▶ What to produce: Which lines in the records below contain the word "поймы"? Copy each of them.

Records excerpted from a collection
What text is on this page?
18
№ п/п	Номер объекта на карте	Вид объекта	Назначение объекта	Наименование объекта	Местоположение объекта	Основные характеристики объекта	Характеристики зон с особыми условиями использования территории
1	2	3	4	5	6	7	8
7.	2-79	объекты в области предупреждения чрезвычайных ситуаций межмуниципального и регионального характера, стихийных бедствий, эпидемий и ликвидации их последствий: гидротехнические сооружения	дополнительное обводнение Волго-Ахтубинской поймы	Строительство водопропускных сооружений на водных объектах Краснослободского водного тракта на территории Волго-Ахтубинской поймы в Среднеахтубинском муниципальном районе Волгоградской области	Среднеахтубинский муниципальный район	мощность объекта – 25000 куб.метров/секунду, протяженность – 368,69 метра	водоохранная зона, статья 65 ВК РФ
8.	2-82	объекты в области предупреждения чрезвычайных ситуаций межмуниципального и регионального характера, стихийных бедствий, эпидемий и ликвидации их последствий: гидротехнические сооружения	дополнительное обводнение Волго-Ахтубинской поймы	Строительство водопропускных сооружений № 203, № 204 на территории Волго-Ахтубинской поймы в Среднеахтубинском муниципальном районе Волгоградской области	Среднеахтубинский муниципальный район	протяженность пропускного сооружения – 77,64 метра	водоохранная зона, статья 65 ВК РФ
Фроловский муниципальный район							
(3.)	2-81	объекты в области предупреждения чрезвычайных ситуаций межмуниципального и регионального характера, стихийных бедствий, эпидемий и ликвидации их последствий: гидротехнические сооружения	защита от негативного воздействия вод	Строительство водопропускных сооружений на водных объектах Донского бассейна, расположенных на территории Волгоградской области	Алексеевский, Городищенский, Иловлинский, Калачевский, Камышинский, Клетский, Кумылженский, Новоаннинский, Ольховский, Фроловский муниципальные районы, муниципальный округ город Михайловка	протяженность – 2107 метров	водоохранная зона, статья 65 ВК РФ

▶ Right answer:
7.	2-79	объекты в области предупреждения чрезвычайных ситуаций межмуниципального и регионального характера, стихийных бедствий, эпидемий и ликвидации их последствий: гидротехнические сооружения	дополнительное обводнение Волго-Ахтубинской поймы	Строительство водопропускных сооружений на водных объектах Краснослободского водного тракта на территории Волго-Ахтубинской поймы в Среднеахтубинском муниципальном районе Волгоградской области	Среднеахтубинский муниципальный район	мощность объекта – 25000 куб.метров/секунду, протяженность – 368,69 метра	водоохранная зона, статья 65 ВК РФ
8.	2-82	объекты в области предупреждения чрезвычайных ситуаций межмуниципального и регионального характера, стихийных бедствий, эпидемий и ликвидации их последствий: гидротехнические сооружения	дополнительное обводнение Волго-Ахтубинской поймы	Строительство водопропускных сооружений № 203, № 204 на территории Волго-Ахтубинской поймы в Среднеахтубинском муниципальном районе Волгоградской области	Среднеахтубинский муниципальный район	протяженность пропускного сооружения – 77,64 метра	водоохранная зона, статья 65 ВК РФ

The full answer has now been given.